(Some records)
--- --- ---
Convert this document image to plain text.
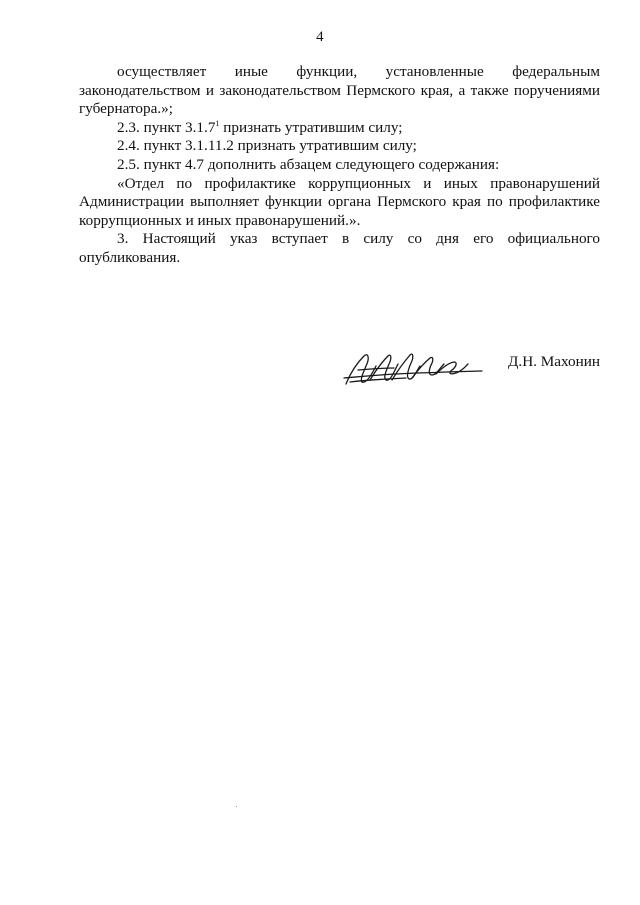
4

осуществляет иные функции, установленные федеральным законодательством и законодательством Пермского края, а также поручениями губернатора.»;

2.3. пункт 3.1.7$^1$ признать утратившим силу;

2.4. пункт 3.1.11.2 признать утратившим силу;

2.5. пункт 4.7 дополнить абзацем следующего содержания:

«Отдел по профилактике коррупционных и иных правонарушений Администрации выполняет функции органа Пермского края по профилактике коррупционных и иных правонарушений.».

3. Настоящий указ вступает в силу со дня его официального опубликования.

Д.Н. Махонин
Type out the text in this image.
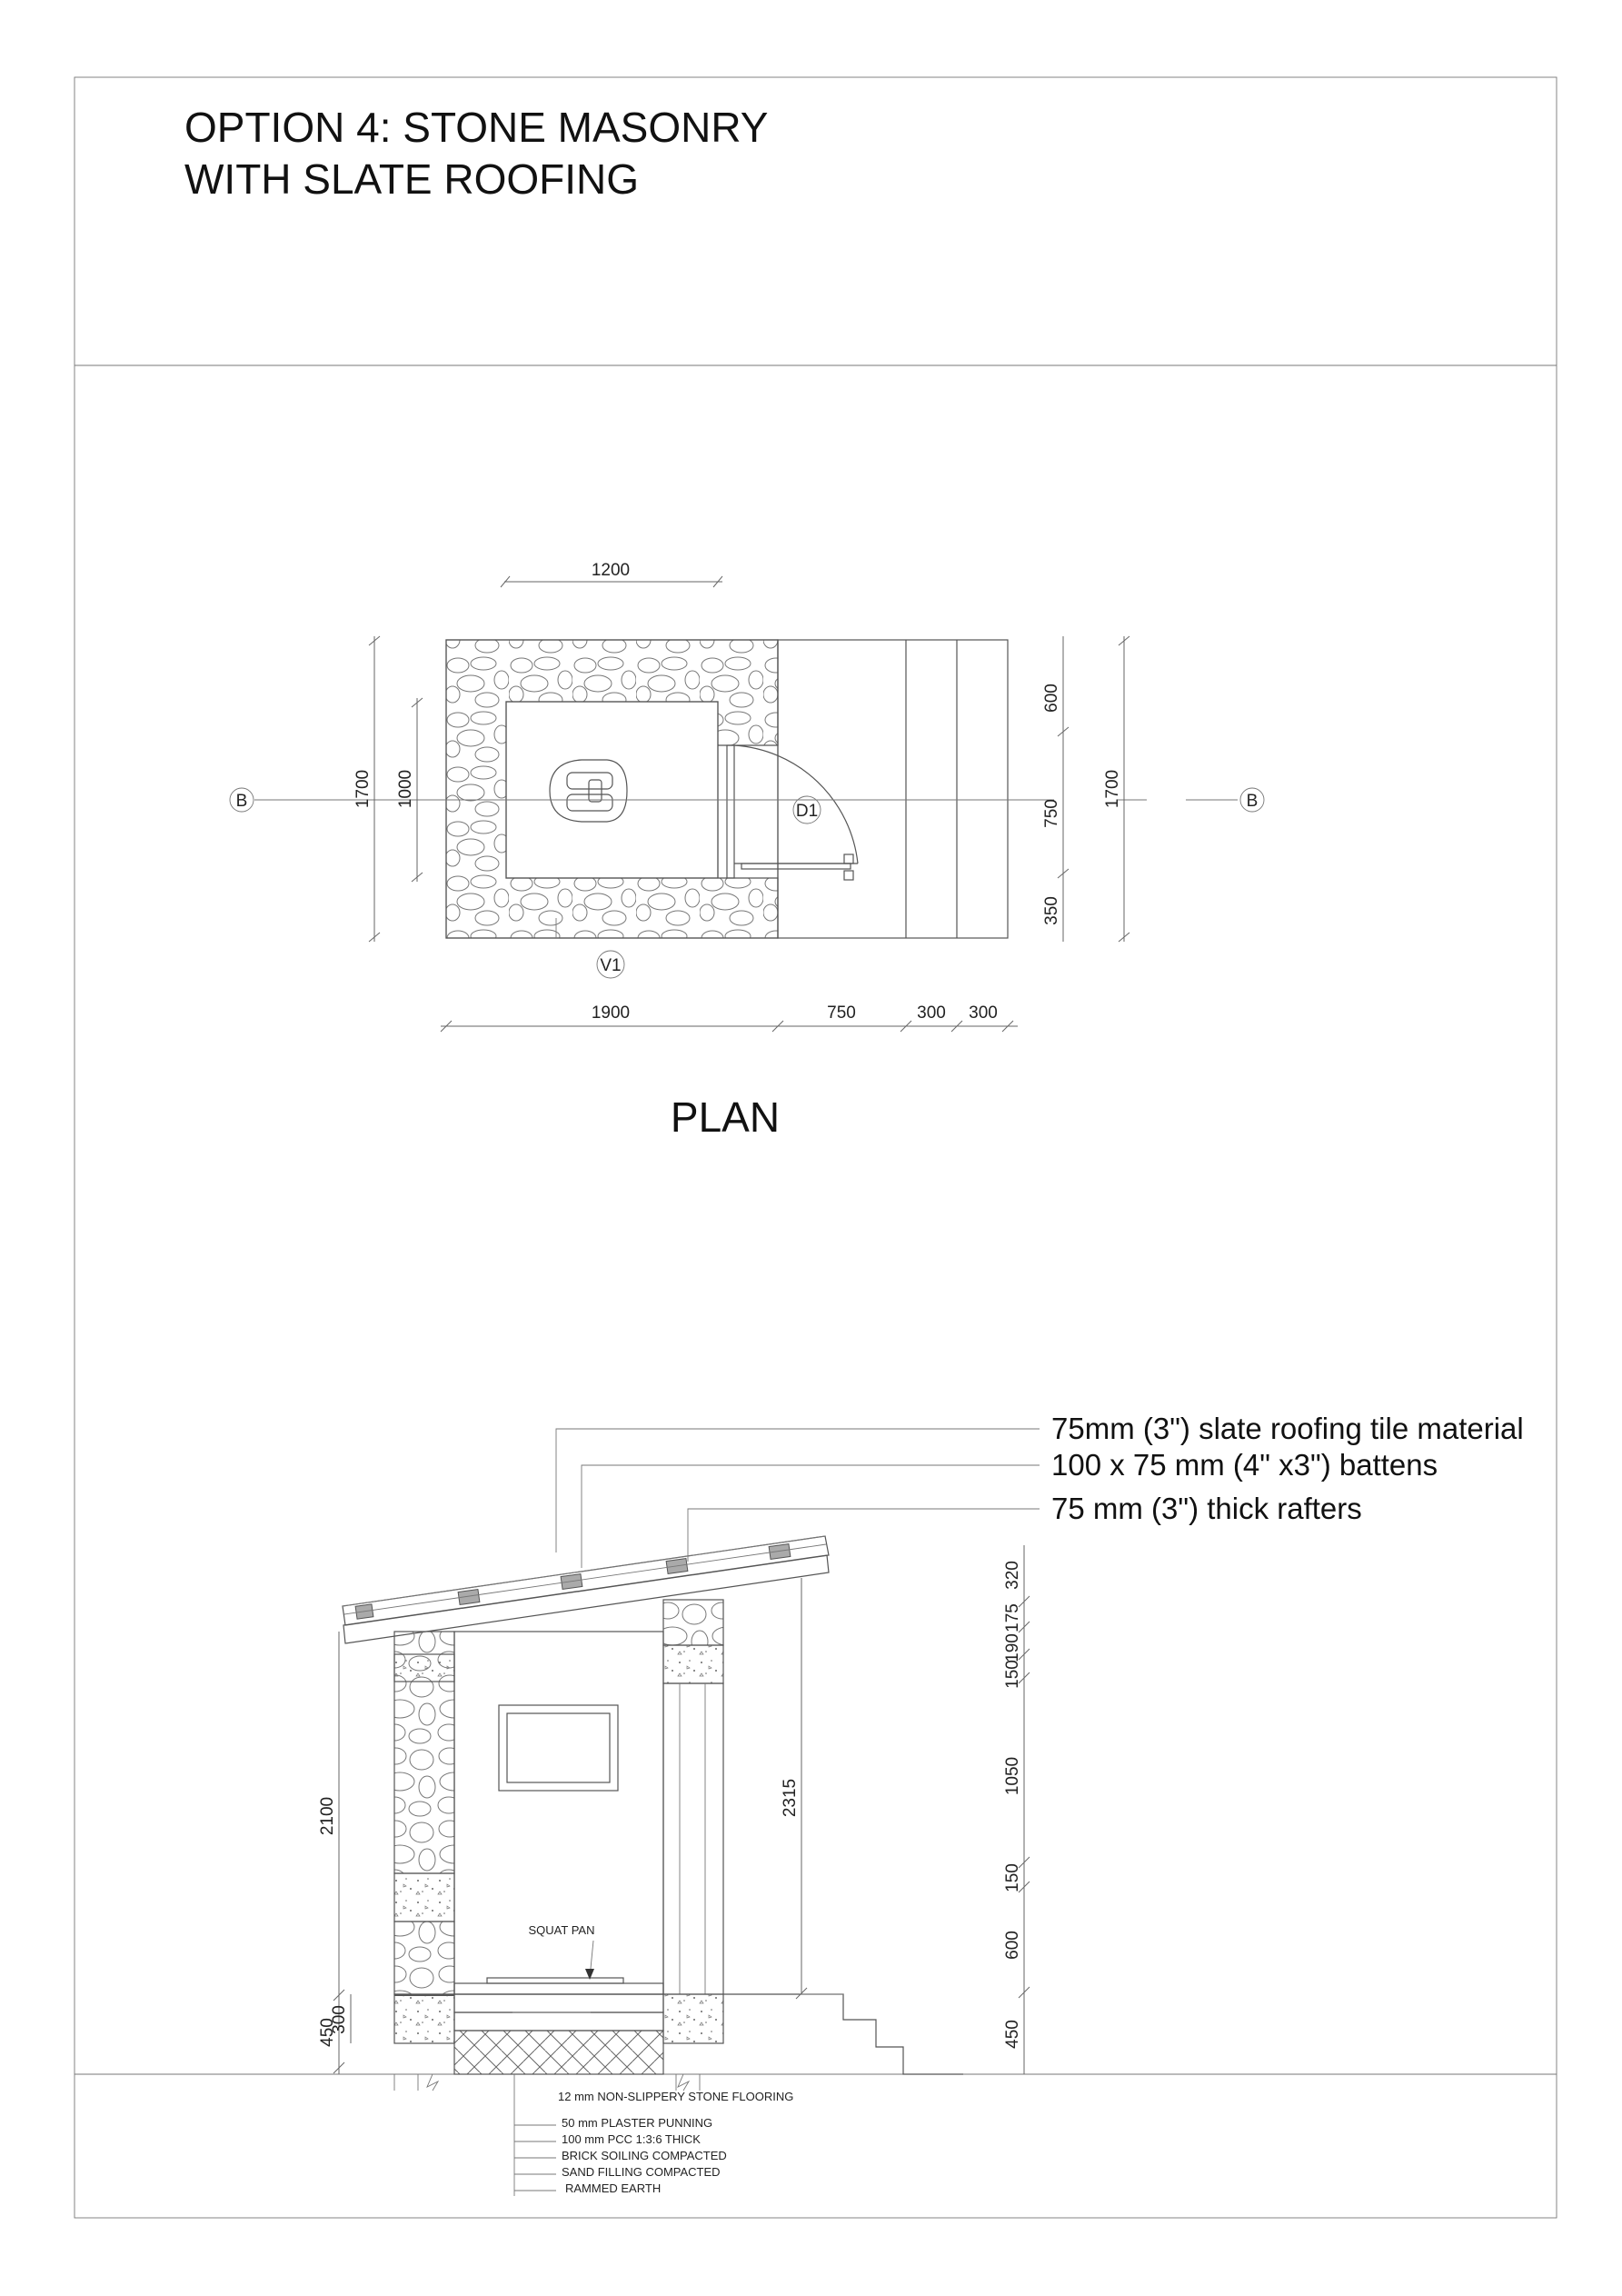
OPTION 4: STONE MASONRY
WITH SLATE ROOFING
B	B
D1
V1
1200
1700 1000
600
750
350
1700
1900	750	300 300
PLAN
SQUAT PAN
75mm (3") slate roofing tile material
100 x 75 mm (4" x3") battens
75 mm (3") thick rafters
2100
450
300
2315
320
175
190
150
1050
150
600
450
12 mm NON-SLIPPERY STONE FLOORING
50 mm PLASTER PUNNING
100 mm PCC 1:3:6 THICK
BRICK SOILING COMPACTED
SAND FILLING COMPACTED
RAMMED EARTH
--- --- ---
* [WHAT YOU ARE ASKED TO DO]
Transcribe the preceding listing in its entirety and with exact wording, leaving out pictures.

* [WRITTEN ANSWER]
Convert this document image to plain text.
4

осуществляет иные функции, установленные федеральным законодательством и законодательством Пермского края, а также поручениями губернатора.»;

2.3. пункт 3.1.7$^1$ признать утратившим силу;

2.4. пункт 3.1.11.2 признать утратившим силу;

2.5. пункт 4.7 дополнить абзацем следующего содержания:

«Отдел по профилактике коррупционных и иных правонарушений Администрации выполняет функции органа Пермского края по профилактике коррупционных и иных правонарушений.».

3. Настоящий указ вступает в силу со дня его официального опубликования.

Д.Н. Махонин
Type out the text in this image.
OPTION 4: STONE MASONRY
WITH SLATE ROOFING
B	B
D1
V1
1200
1700 1000
600
750
350
1700
1900	750	300 300
PLAN
SQUAT PAN
75mm (3") slate roofing tile material
100 x 75 mm (4" x3") battens
75 mm (3") thick rafters
2100
450
300
2315
320
175
190
150
1050
150
600
450
12 mm NON-SLIPPERY STONE FLOORING
50 mm PLASTER PUNNING
100 mm PCC 1:3:6 THICK
BRICK SOILING COMPACTED
SAND FILLING COMPACTED
RAMMED EARTH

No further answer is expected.